▶ TASK PROMPT
Every line below that mentions the word "JSON" should be copied out.
-- Start ENTRIES SUPPLIED --
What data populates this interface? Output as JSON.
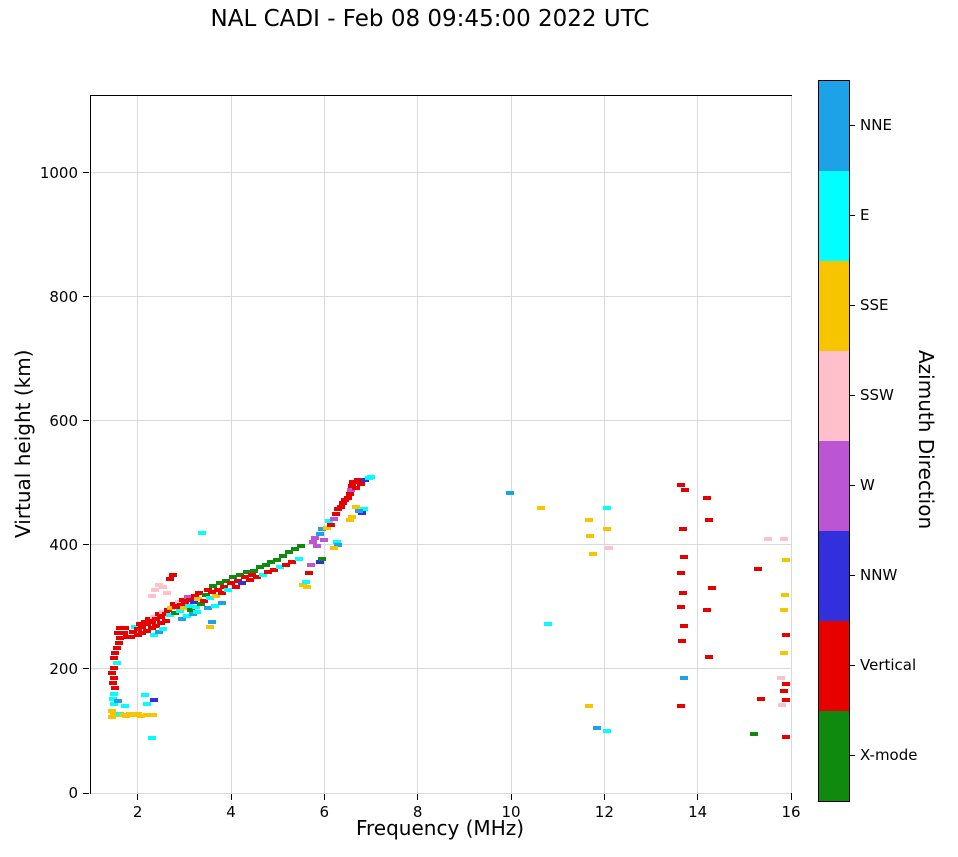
{
  "chart_data": {
    "type": "scatter",
    "title": "NAL CADI - Feb 08 09:45:00 2022 UTC",
    "xlabel": "Frequency (MHz)",
    "ylabel": "Virtual height (km)",
    "colorbar_label": "Azimuth Direction",
    "xlim": [
      1,
      16
    ],
    "ylim": [
      0,
      1124
    ],
    "x_ticks": [
      2,
      4,
      6,
      8,
      10,
      12,
      14,
      16
    ],
    "y_ticks": [
      0,
      200,
      400,
      600,
      800,
      1000
    ],
    "grid": true,
    "legend_position": "right-colorbar",
    "legend": [
      {
        "label": "NNE",
        "color": "#1da2e8"
      },
      {
        "label": "E",
        "color": "#00ffff"
      },
      {
        "label": "SSE",
        "color": "#f7c500"
      },
      {
        "label": "SSW",
        "color": "#ffc0cb"
      },
      {
        "label": "W",
        "color": "#bb55d4"
      },
      {
        "label": "NNW",
        "color": "#3230dd"
      },
      {
        "label": "Vertical",
        "color": "#e60000"
      },
      {
        "label": "X-mode",
        "color": "#0f8a0f"
      }
    ],
    "colors": {
      "NNE": "#1da2e8",
      "E": "#00ffff",
      "SSE": "#f7c500",
      "SSW": "#ffc0cb",
      "W": "#bb55d4",
      "NNW": "#3230dd",
      "V": "#e60000",
      "X": "#0f8a0f"
    },
    "points": [
      [
        1.45,
        122,
        "SSE"
      ],
      [
        1.5,
        127,
        "SSE"
      ],
      [
        1.57,
        125,
        "SSE"
      ],
      [
        1.45,
        132,
        "SSE"
      ],
      [
        1.5,
        143,
        "E"
      ],
      [
        1.47,
        152,
        "E"
      ],
      [
        1.5,
        160,
        "E"
      ],
      [
        1.57,
        148,
        "NNE"
      ],
      [
        1.62,
        128,
        "E"
      ],
      [
        1.52,
        170,
        "V"
      ],
      [
        1.47,
        178,
        "V"
      ],
      [
        1.5,
        186,
        "V"
      ],
      [
        1.45,
        194,
        "V"
      ],
      [
        1.5,
        202,
        "V"
      ],
      [
        1.55,
        210,
        "E"
      ],
      [
        1.5,
        218,
        "V"
      ],
      [
        1.52,
        226,
        "V"
      ],
      [
        1.55,
        234,
        "V"
      ],
      [
        1.6,
        242,
        "V"
      ],
      [
        1.62,
        250,
        "V"
      ],
      [
        1.58,
        258,
        "V"
      ],
      [
        1.62,
        266,
        "V"
      ],
      [
        1.68,
        126,
        "SSE"
      ],
      [
        1.76,
        124,
        "SSE"
      ],
      [
        1.84,
        127,
        "SSE"
      ],
      [
        1.92,
        125,
        "SSE"
      ],
      [
        2.0,
        127,
        "SSE"
      ],
      [
        2.08,
        124,
        "SSE"
      ],
      [
        2.2,
        126,
        "SSE"
      ],
      [
        2.33,
        125,
        "SSE"
      ],
      [
        1.72,
        140,
        "E"
      ],
      [
        2.3,
        89,
        "E"
      ],
      [
        2.2,
        143,
        "E"
      ],
      [
        2.35,
        150,
        "NNW"
      ],
      [
        2.15,
        158,
        "E"
      ],
      [
        1.7,
        258,
        "V"
      ],
      [
        1.72,
        266,
        "V"
      ],
      [
        1.78,
        252,
        "V"
      ],
      [
        1.85,
        252,
        "V"
      ],
      [
        1.9,
        260,
        "V"
      ],
      [
        1.95,
        268,
        "E"
      ],
      [
        2.0,
        255,
        "V"
      ],
      [
        2.0,
        265,
        "V"
      ],
      [
        2.05,
        272,
        "V"
      ],
      [
        2.1,
        258,
        "V"
      ],
      [
        2.1,
        268,
        "V"
      ],
      [
        2.15,
        276,
        "V"
      ],
      [
        2.2,
        262,
        "V"
      ],
      [
        2.2,
        272,
        "V"
      ],
      [
        2.25,
        280,
        "V"
      ],
      [
        2.3,
        266,
        "V"
      ],
      [
        2.3,
        276,
        "V"
      ],
      [
        2.35,
        284,
        "SSW"
      ],
      [
        2.4,
        270,
        "V"
      ],
      [
        2.4,
        280,
        "V"
      ],
      [
        2.45,
        288,
        "V"
      ],
      [
        2.5,
        274,
        "V"
      ],
      [
        2.5,
        284,
        "V"
      ],
      [
        2.55,
        292,
        "SSW"
      ],
      [
        2.6,
        278,
        "V"
      ],
      [
        2.6,
        288,
        "V"
      ],
      [
        2.35,
        255,
        "E"
      ],
      [
        2.45,
        260,
        "NNE"
      ],
      [
        2.55,
        265,
        "E"
      ],
      [
        2.3,
        318,
        "SSW"
      ],
      [
        2.38,
        328,
        "SSW"
      ],
      [
        2.46,
        336,
        "SSW"
      ],
      [
        2.55,
        332,
        "SSW"
      ],
      [
        2.62,
        322,
        "SSW"
      ],
      [
        2.7,
        345,
        "V"
      ],
      [
        2.75,
        352,
        "V"
      ],
      [
        2.65,
        295,
        "V"
      ],
      [
        2.7,
        287,
        "E"
      ],
      [
        2.72,
        298,
        "SSE"
      ],
      [
        2.78,
        305,
        "V"
      ],
      [
        2.8,
        290,
        "X"
      ],
      [
        2.82,
        300,
        "V"
      ],
      [
        2.88,
        308,
        "SSW"
      ],
      [
        2.9,
        293,
        "E"
      ],
      [
        2.92,
        303,
        "V"
      ],
      [
        2.97,
        312,
        "V"
      ],
      [
        3.0,
        298,
        "SSE"
      ],
      [
        3.02,
        308,
        "V"
      ],
      [
        3.07,
        316,
        "W"
      ],
      [
        3.1,
        302,
        "E"
      ],
      [
        3.12,
        312,
        "V"
      ],
      [
        3.15,
        295,
        "X"
      ],
      [
        3.2,
        308,
        "NNW"
      ],
      [
        3.22,
        318,
        "V"
      ],
      [
        3.26,
        300,
        "E"
      ],
      [
        3.3,
        313,
        "SSE"
      ],
      [
        3.32,
        322,
        "V"
      ],
      [
        3.36,
        305,
        "X"
      ],
      [
        2.95,
        280,
        "NNE"
      ],
      [
        3.05,
        285,
        "E"
      ],
      [
        3.18,
        288,
        "NNE"
      ],
      [
        3.28,
        292,
        "E"
      ],
      [
        3.38,
        420,
        "E"
      ],
      [
        3.42,
        310,
        "V"
      ],
      [
        3.46,
        320,
        "X"
      ],
      [
        3.5,
        328,
        "V"
      ],
      [
        3.55,
        314,
        "E"
      ],
      [
        3.6,
        324,
        "V"
      ],
      [
        3.62,
        334,
        "X"
      ],
      [
        3.68,
        318,
        "SSE"
      ],
      [
        3.72,
        328,
        "V"
      ],
      [
        3.76,
        338,
        "X"
      ],
      [
        3.8,
        322,
        "V"
      ],
      [
        3.85,
        332,
        "V"
      ],
      [
        3.9,
        342,
        "X"
      ],
      [
        3.94,
        328,
        "E"
      ],
      [
        4.0,
        338,
        "V"
      ],
      [
        4.04,
        348,
        "X"
      ],
      [
        4.1,
        333,
        "V"
      ],
      [
        4.15,
        342,
        "V"
      ],
      [
        4.2,
        352,
        "X"
      ],
      [
        4.24,
        338,
        "NNW"
      ],
      [
        4.3,
        348,
        "V"
      ],
      [
        4.34,
        356,
        "X"
      ],
      [
        4.4,
        344,
        "V"
      ],
      [
        4.45,
        352,
        "V"
      ],
      [
        3.5,
        298,
        "NNE"
      ],
      [
        3.65,
        302,
        "E"
      ],
      [
        3.8,
        306,
        "NNE"
      ],
      [
        3.56,
        268,
        "SSE"
      ],
      [
        3.6,
        275,
        "NNE"
      ],
      [
        4.5,
        358,
        "X"
      ],
      [
        4.55,
        348,
        "V"
      ],
      [
        4.62,
        364,
        "X"
      ],
      [
        4.68,
        352,
        "E"
      ],
      [
        4.74,
        368,
        "X"
      ],
      [
        4.8,
        356,
        "V"
      ],
      [
        4.86,
        372,
        "X"
      ],
      [
        4.92,
        360,
        "V"
      ],
      [
        4.98,
        376,
        "X"
      ],
      [
        5.05,
        364,
        "E"
      ],
      [
        5.12,
        382,
        "X"
      ],
      [
        5.18,
        368,
        "V"
      ],
      [
        5.25,
        388,
        "X"
      ],
      [
        5.3,
        372,
        "V"
      ],
      [
        5.38,
        394,
        "X"
      ],
      [
        5.45,
        378,
        "E"
      ],
      [
        5.5,
        398,
        "X"
      ],
      [
        5.55,
        335,
        "SSE"
      ],
      [
        5.6,
        340,
        "E"
      ],
      [
        5.62,
        332,
        "SSE"
      ],
      [
        5.68,
        355,
        "V"
      ],
      [
        5.72,
        368,
        "W"
      ],
      [
        5.75,
        405,
        "W"
      ],
      [
        5.8,
        412,
        "W"
      ],
      [
        5.85,
        398,
        "W"
      ],
      [
        5.9,
        372,
        "NNW"
      ],
      [
        5.95,
        378,
        "X"
      ],
      [
        5.9,
        418,
        "NNE"
      ],
      [
        5.95,
        425,
        "NNE"
      ],
      [
        6.0,
        408,
        "W"
      ],
      [
        6.05,
        428,
        "SSE"
      ],
      [
        6.1,
        438,
        "E"
      ],
      [
        6.15,
        432,
        "V"
      ],
      [
        6.2,
        442,
        "W"
      ],
      [
        6.25,
        450,
        "V"
      ],
      [
        6.28,
        405,
        "E"
      ],
      [
        6.3,
        458,
        "V"
      ],
      [
        6.35,
        462,
        "V"
      ],
      [
        6.4,
        468,
        "V"
      ],
      [
        6.45,
        472,
        "V"
      ],
      [
        6.3,
        400,
        "NNE"
      ],
      [
        6.2,
        395,
        "SSE"
      ],
      [
        6.5,
        476,
        "V"
      ],
      [
        6.55,
        482,
        "V"
      ],
      [
        6.58,
        488,
        "W"
      ],
      [
        6.6,
        495,
        "V"
      ],
      [
        6.62,
        502,
        "V"
      ],
      [
        6.68,
        492,
        "V"
      ],
      [
        6.72,
        504,
        "V"
      ],
      [
        6.78,
        498,
        "V"
      ],
      [
        6.8,
        452,
        "NNW"
      ],
      [
        6.85,
        458,
        "E"
      ],
      [
        6.88,
        505,
        "NNW"
      ],
      [
        6.95,
        508,
        "E"
      ],
      [
        7.0,
        510,
        "E"
      ],
      [
        6.6,
        445,
        "SSE"
      ],
      [
        6.68,
        462,
        "SSE"
      ],
      [
        6.55,
        440,
        "SSE"
      ],
      [
        6.75,
        455,
        "NNE"
      ],
      [
        9.98,
        483,
        "NNE"
      ],
      [
        10.65,
        460,
        "SSE"
      ],
      [
        10.8,
        272,
        "E"
      ],
      [
        11.68,
        440,
        "SSE"
      ],
      [
        11.7,
        415,
        "SSE"
      ],
      [
        11.75,
        385,
        "SSE"
      ],
      [
        11.68,
        140,
        "SSE"
      ],
      [
        11.85,
        105,
        "NNE"
      ],
      [
        12.05,
        100,
        "E"
      ],
      [
        12.05,
        460,
        "E"
      ],
      [
        12.05,
        425,
        "SSE"
      ],
      [
        12.1,
        395,
        "SSW"
      ],
      [
        13.65,
        497,
        "V"
      ],
      [
        13.72,
        488,
        "V"
      ],
      [
        14.2,
        475,
        "V"
      ],
      [
        14.25,
        440,
        "V"
      ],
      [
        13.68,
        425,
        "V"
      ],
      [
        13.7,
        380,
        "V"
      ],
      [
        13.65,
        355,
        "V"
      ],
      [
        14.3,
        330,
        "V"
      ],
      [
        13.68,
        322,
        "V"
      ],
      [
        13.65,
        300,
        "V"
      ],
      [
        14.2,
        295,
        "V"
      ],
      [
        13.7,
        270,
        "V"
      ],
      [
        13.66,
        245,
        "V"
      ],
      [
        14.25,
        220,
        "V"
      ],
      [
        13.7,
        185,
        "NNE"
      ],
      [
        13.65,
        140,
        "V"
      ],
      [
        15.5,
        410,
        "SSW"
      ],
      [
        15.85,
        410,
        "SSW"
      ],
      [
        15.3,
        362,
        "V"
      ],
      [
        15.9,
        375,
        "SSE"
      ],
      [
        15.88,
        320,
        "SSE"
      ],
      [
        15.85,
        295,
        "SSE"
      ],
      [
        15.9,
        255,
        "V"
      ],
      [
        15.85,
        225,
        "SSE"
      ],
      [
        15.78,
        185,
        "SSW"
      ],
      [
        15.9,
        175,
        "V"
      ],
      [
        15.85,
        165,
        "V"
      ],
      [
        15.9,
        150,
        "V"
      ],
      [
        15.35,
        152,
        "V"
      ],
      [
        15.2,
        95,
        "X"
      ],
      [
        15.9,
        90,
        "V"
      ],
      [
        15.8,
        142,
        "SSW"
      ]
    ]
  }
}
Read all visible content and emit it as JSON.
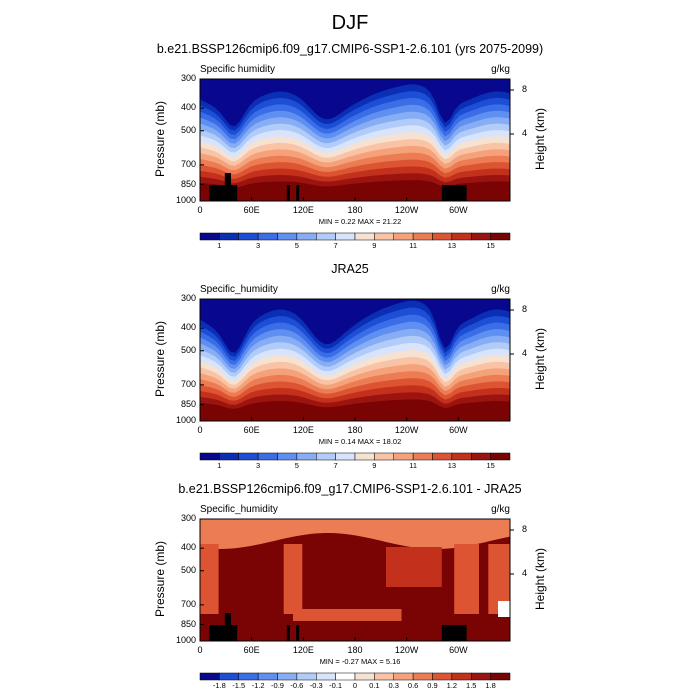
{
  "main_title": "DJF",
  "colors": {
    "positive_scale": [
      "#08088f",
      "#0a2fb5",
      "#1c4fd6",
      "#3b6ee6",
      "#5f8ff0",
      "#87aef5",
      "#b2ccfa",
      "#d8e4fb",
      "#f7e2d2",
      "#f9c4a5",
      "#f5a27a",
      "#ec7c53",
      "#dc5432",
      "#c3301c",
      "#9c1410",
      "#7a0403"
    ],
    "diff_scale": [
      "#08088f",
      "#1c4fd6",
      "#3b6ee6",
      "#5f8ff0",
      "#87aef5",
      "#b2ccfa",
      "#d8e4fb",
      "#ffffff",
      "#f7e2d2",
      "#f9c4a5",
      "#f5a27a",
      "#ec7c53",
      "#dc5432",
      "#c3301c",
      "#9c1410",
      "#7a0403"
    ],
    "land_mask": "#000000"
  },
  "chart_data": [
    {
      "type": "heatmap",
      "title": "b.e21.BSSP126cmip6.f09_g17.CMIP6-SSP1-2.6.101 (yrs 2075-2099)",
      "variable_label": "Specific humidity",
      "units": "g/kg",
      "ylabel": "Pressure (mb)",
      "ylabel_right": "Height (km)",
      "x_ticks": [
        "0",
        "60E",
        "120E",
        "180",
        "120W",
        "60W"
      ],
      "y_ticks": [
        "300",
        "400",
        "500",
        "700",
        "850",
        "1000"
      ],
      "y_right_ticks": [
        "8",
        "4"
      ],
      "min_label": "MIN =   0.22  MAX =  21.22",
      "min": 0.22,
      "max": 21.22,
      "colorbar_labels": [
        "1",
        "3",
        "5",
        "7",
        "9",
        "11",
        "13",
        "15"
      ]
    },
    {
      "type": "heatmap",
      "title": "JRA25",
      "variable_label": "Specific_humidity",
      "units": "g/kg",
      "ylabel": "Pressure (mb)",
      "ylabel_right": "Height (km)",
      "x_ticks": [
        "0",
        "60E",
        "120E",
        "180",
        "120W",
        "60W"
      ],
      "y_ticks": [
        "300",
        "400",
        "500",
        "700",
        "850",
        "1000"
      ],
      "y_right_ticks": [
        "8",
        "4"
      ],
      "min_label": "MIN =   0.14  MAX =  18.02",
      "min": 0.14,
      "max": 18.02,
      "colorbar_labels": [
        "1",
        "3",
        "5",
        "7",
        "9",
        "11",
        "13",
        "15"
      ]
    },
    {
      "type": "heatmap",
      "title": "b.e21.BSSP126cmip6.f09_g17.CMIP6-SSP1-2.6.101 - JRA25",
      "variable_label": "Specific_humidity",
      "units": "g/kg",
      "ylabel": "Pressure (mb)",
      "ylabel_right": "Height (km)",
      "x_ticks": [
        "0",
        "60E",
        "120E",
        "180",
        "120W",
        "60W"
      ],
      "y_ticks": [
        "300",
        "400",
        "500",
        "700",
        "850",
        "1000"
      ],
      "y_right_ticks": [
        "8",
        "4"
      ],
      "min_label": "MIN =  -0.27  MAX =   5.16",
      "min": -0.27,
      "max": 5.16,
      "colorbar_labels": [
        "-1.8",
        "-1.5",
        "-1.2",
        "-0.9",
        "-0.6",
        "-0.3",
        "-0.1",
        "0",
        "0.1",
        "0.3",
        "0.6",
        "0.9",
        "1.2",
        "1.5",
        "1.8"
      ]
    }
  ]
}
-- End ENTRIES SUPPLIED --
▶ RESPONSE TO THE EXERCISE
What data populates this interface? Output as JSON.
Read all visible content and emit it as JSON.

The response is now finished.